Given problem: Skip the pictures and repeat each line of the data exactly.

* * * * * * * * *

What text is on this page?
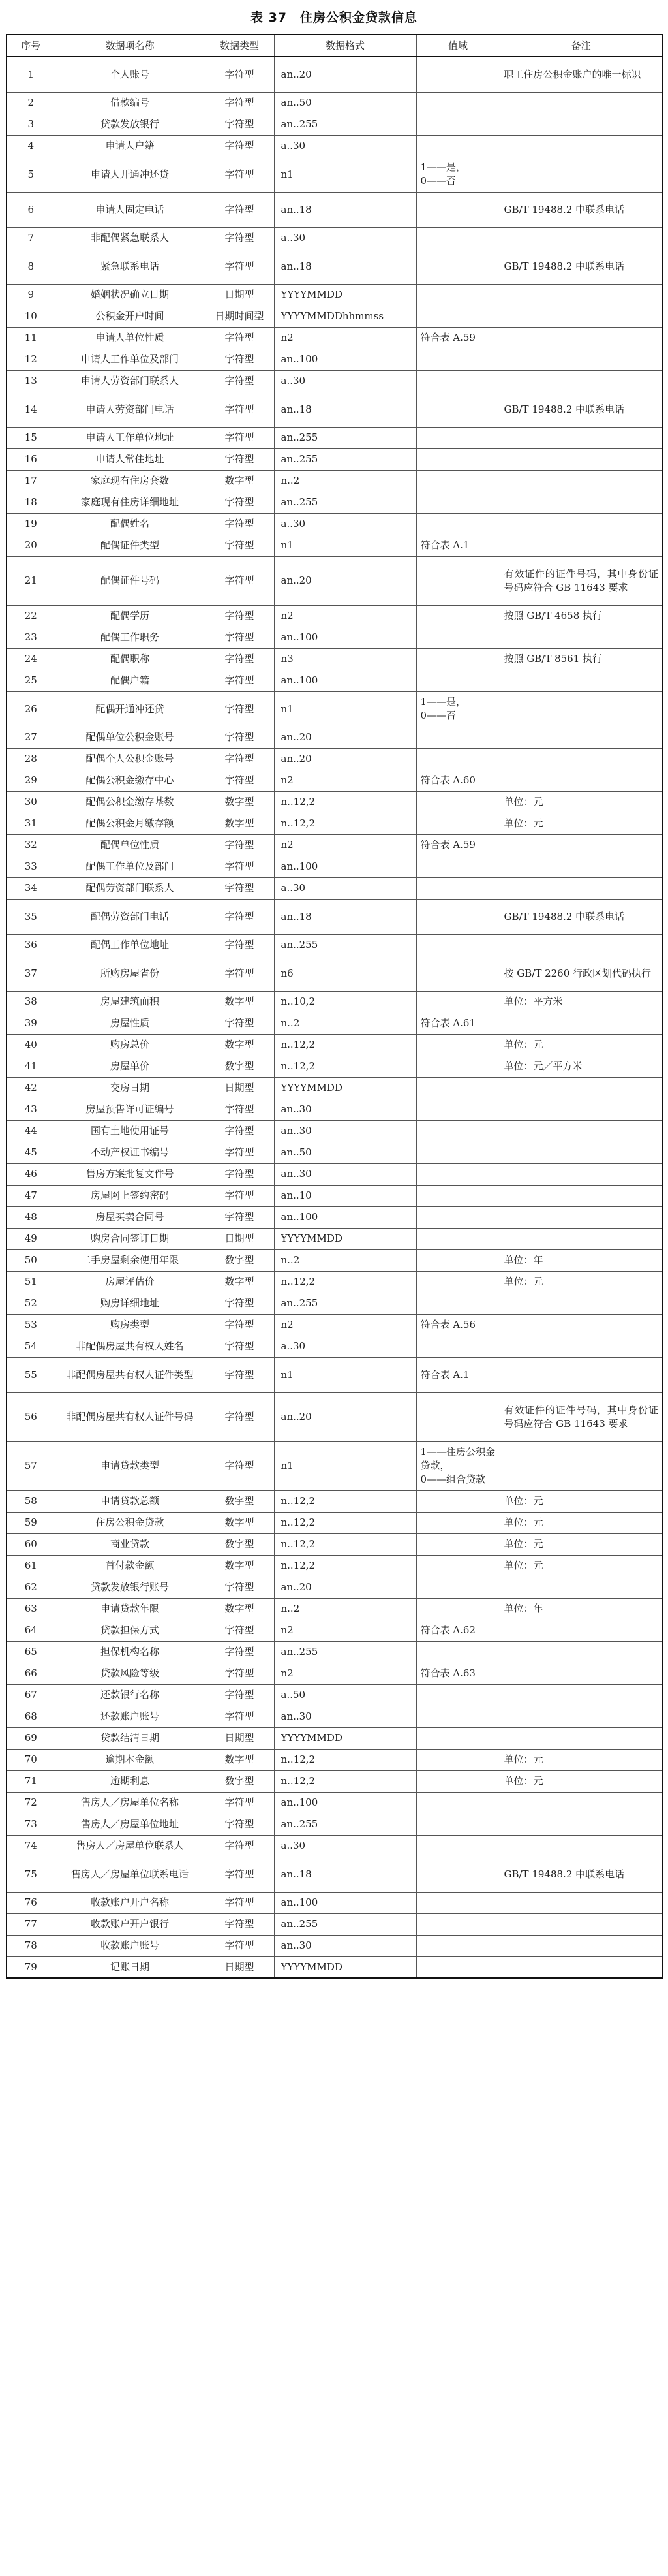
表 37　住房公积金贷款信息
序号	数据项名称	数据类型	数据格式	值域	备注
1	个人账号	字符型	an..20		职工住房公积金账户的唯一标识
2	借款编号	字符型	an..50		
3	贷款发放银行	字符型	an..255		
4	申请人户籍	字符型	a..30		
5	申请人开通冲还贷	字符型	n1	1——是，
0——否	
6	申请人固定电话	字符型	an..18		GB/T 19488.2 中联系电话
7	非配偶紧急联系人	字符型	a..30		
8	紧急联系电话	字符型	an..18		GB/T 19488.2 中联系电话
9	婚姻状况确立日期	日期型	YYYYMMDD		
10	公积金开户时间	日期时间型	YYYYMMDDhhmmss		
11	申请人单位性质	字符型	n2	符合表 A.59	
12	申请人工作单位及部门	字符型	an..100		
13	申请人劳资部门联系人	字符型	a..30		
14	申请人劳资部门电话	字符型	an..18		GB/T 19488.2 中联系电话
15	申请人工作单位地址	字符型	an..255		
16	申请人常住地址	字符型	an..255		
17	家庭现有住房套数	数字型	n..2		
18	家庭现有住房详细地址	字符型	an..255		
19	配偶姓名	字符型	a..30		
20	配偶证件类型	字符型	n1	符合表 A.1	
21	配偶证件号码	字符型	an..20		有效证件的证件号码，其中身份证号码应符合 GB 11643 要求
22	配偶学历	字符型	n2		按照 GB/T 4658 执行
23	配偶工作职务	字符型	an..100		
24	配偶职称	字符型	n3		按照 GB/T 8561 执行
25	配偶户籍	字符型	an..100		
26	配偶开通冲还贷	字符型	n1	1——是，
0——否	
27	配偶单位公积金账号	字符型	an..20		
28	配偶个人公积金账号	字符型	an..20		
29	配偶公积金缴存中心	字符型	n2	符合表 A.60	
30	配偶公积金缴存基数	数字型	n..12,2		单位：元
31	配偶公积金月缴存额	数字型	n..12,2		单位：元
32	配偶单位性质	字符型	n2	符合表 A.59	
33	配偶工作单位及部门	字符型	an..100		
34	配偶劳资部门联系人	字符型	a..30		
35	配偶劳资部门电话	字符型	an..18		GB/T 19488.2 中联系电话
36	配偶工作单位地址	字符型	an..255		
37	所购房屋省份	字符型	n6		按 GB/T 2260 行政区划代码执行
38	房屋建筑面积	数字型	n..10,2		单位：平方米
39	房屋性质	字符型	n..2	符合表 A.61	
40	购房总价	数字型	n..12,2		单位：元
41	房屋单价	数字型	n..12,2		单位：元／平方米
42	交房日期	日期型	YYYYMMDD		
43	房屋预售许可证编号	字符型	an..30		
44	国有土地使用证号	字符型	an..30		
45	不动产权证书编号	字符型	an..50		
46	售房方案批复文件号	字符型	an..30		
47	房屋网上签约密码	字符型	an..10		
48	房屋买卖合同号	字符型	an..100		
49	购房合同签订日期	日期型	YYYYMMDD		
50	二手房屋剩余使用年限	数字型	n..2		单位：年
51	房屋评估价	数字型	n..12,2		单位：元
52	购房详细地址	字符型	an..255		
53	购房类型	字符型	n2	符合表 A.56	
54	非配偶房屋共有权人姓名	字符型	a..30		
55	非配偶房屋共有权人证件类型	字符型	n1	符合表 A.1	
56	非配偶房屋共有权人证件号码	字符型	an..20		有效证件的证件号码，其中身份证号码应符合 GB 11643 要求
57	申请贷款类型	字符型	n1	1——住房公积金贷款，
0——组合贷款	
58	申请贷款总额	数字型	n..12,2		单位：元
59	住房公积金贷款	数字型	n..12,2		单位：元
60	商业贷款	数字型	n..12,2		单位：元
61	首付款金额	数字型	n..12,2		单位：元
62	贷款发放银行账号	字符型	an..20		
63	申请贷款年限	数字型	n..2		单位：年
64	贷款担保方式	字符型	n2	符合表 A.62	
65	担保机构名称	字符型	an..255		
66	贷款风险等级	字符型	n2	符合表 A.63	
67	还款银行名称	字符型	a..50		
68	还款账户账号	字符型	an..30		
69	贷款结清日期	日期型	YYYYMMDD		
70	逾期本金额	数字型	n..12,2		单位：元
71	逾期利息	数字型	n..12,2		单位：元
72	售房人／房屋单位名称	字符型	an..100		
73	售房人／房屋单位地址	字符型	an..255		
74	售房人／房屋单位联系人	字符型	a..30		
75	售房人／房屋单位联系电话	字符型	an..18		GB/T 19488.2 中联系电话
76	收款账户开户名称	字符型	an..100		
77	收款账户开户银行	字符型	an..255		
78	收款账户账号	字符型	an..30		
79	记账日期	日期型	YYYYMMDD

* * * * * * * * *

Finished task:
What text is on this page?
表 37　住房公积金贷款信息
序号	数据项名称	数据类型	数据格式	值域	备注
1	个人账号	字符型	an..20		职工住房公积金账户的唯一标识
2	借款编号	字符型	an..50		
3	贷款发放银行	字符型	an..255		
4	申请人户籍	字符型	a..30		
5	申请人开通冲还贷	字符型	n1	1——是，
0——否	
6	申请人固定电话	字符型	an..18		GB/T 19488.2 中联系电话
7	非配偶紧急联系人	字符型	a..30		
8	紧急联系电话	字符型	an..18		GB/T 19488.2 中联系电话
9	婚姻状况确立日期	日期型	YYYYMMDD		
10	公积金开户时间	日期时间型	YYYYMMDDhhmmss		
11	申请人单位性质	字符型	n2	符合表 A.59	
12	申请人工作单位及部门	字符型	an..100		
13	申请人劳资部门联系人	字符型	a..30		
14	申请人劳资部门电话	字符型	an..18		GB/T 19488.2 中联系电话
15	申请人工作单位地址	字符型	an..255		
16	申请人常住地址	字符型	an..255		
17	家庭现有住房套数	数字型	n..2		
18	家庭现有住房详细地址	字符型	an..255		
19	配偶姓名	字符型	a..30		
20	配偶证件类型	字符型	n1	符合表 A.1	
21	配偶证件号码	字符型	an..20		有效证件的证件号码，其中身份证号码应符合 GB 11643 要求
22	配偶学历	字符型	n2		按照 GB/T 4658 执行
23	配偶工作职务	字符型	an..100		
24	配偶职称	字符型	n3		按照 GB/T 8561 执行
25	配偶户籍	字符型	an..100		
26	配偶开通冲还贷	字符型	n1	1——是，
0——否	
27	配偶单位公积金账号	字符型	an..20		
28	配偶个人公积金账号	字符型	an..20		
29	配偶公积金缴存中心	字符型	n2	符合表 A.60	
30	配偶公积金缴存基数	数字型	n..12,2		单位：元
31	配偶公积金月缴存额	数字型	n..12,2		单位：元
32	配偶单位性质	字符型	n2	符合表 A.59	
33	配偶工作单位及部门	字符型	an..100		
34	配偶劳资部门联系人	字符型	a..30		
35	配偶劳资部门电话	字符型	an..18		GB/T 19488.2 中联系电话
36	配偶工作单位地址	字符型	an..255		
37	所购房屋省份	字符型	n6		按 GB/T 2260 行政区划代码执行
38	房屋建筑面积	数字型	n..10,2		单位：平方米
39	房屋性质	字符型	n..2	符合表 A.61	
40	购房总价	数字型	n..12,2		单位：元
41	房屋单价	数字型	n..12,2		单位：元／平方米
42	交房日期	日期型	YYYYMMDD		
43	房屋预售许可证编号	字符型	an..30		
44	国有土地使用证号	字符型	an..30		
45	不动产权证书编号	字符型	an..50		
46	售房方案批复文件号	字符型	an..30		
47	房屋网上签约密码	字符型	an..10		
48	房屋买卖合同号	字符型	an..100		
49	购房合同签订日期	日期型	YYYYMMDD		
50	二手房屋剩余使用年限	数字型	n..2		单位：年
51	房屋评估价	数字型	n..12,2		单位：元
52	购房详细地址	字符型	an..255		
53	购房类型	字符型	n2	符合表 A.56	
54	非配偶房屋共有权人姓名	字符型	a..30		
55	非配偶房屋共有权人证件类型	字符型	n1	符合表 A.1	
56	非配偶房屋共有权人证件号码	字符型	an..20		有效证件的证件号码，其中身份证号码应符合 GB 11643 要求
57	申请贷款类型	字符型	n1	1——住房公积金贷款，
0——组合贷款	
58	申请贷款总额	数字型	n..12,2		单位：元
59	住房公积金贷款	数字型	n..12,2		单位：元
60	商业贷款	数字型	n..12,2		单位：元
61	首付款金额	数字型	n..12,2		单位：元
62	贷款发放银行账号	字符型	an..20		
63	申请贷款年限	数字型	n..2		单位：年
64	贷款担保方式	字符型	n2	符合表 A.62	
65	担保机构名称	字符型	an..255		
66	贷款风险等级	字符型	n2	符合表 A.63	
67	还款银行名称	字符型	a..50		
68	还款账户账号	字符型	an..30		
69	贷款结清日期	日期型	YYYYMMDD		
70	逾期本金额	数字型	n..12,2		单位：元
71	逾期利息	数字型	n..12,2		单位：元
72	售房人／房屋单位名称	字符型	an..100		
73	售房人／房屋单位地址	字符型	an..255		
74	售房人／房屋单位联系人	字符型	a..30		
75	售房人／房屋单位联系电话	字符型	an..18		GB/T 19488.2 中联系电话
76	收款账户开户名称	字符型	an..100		
77	收款账户开户银行	字符型	an..255		
78	收款账户账号	字符型	an..30		
79	记账日期	日期型	YYYYMMDD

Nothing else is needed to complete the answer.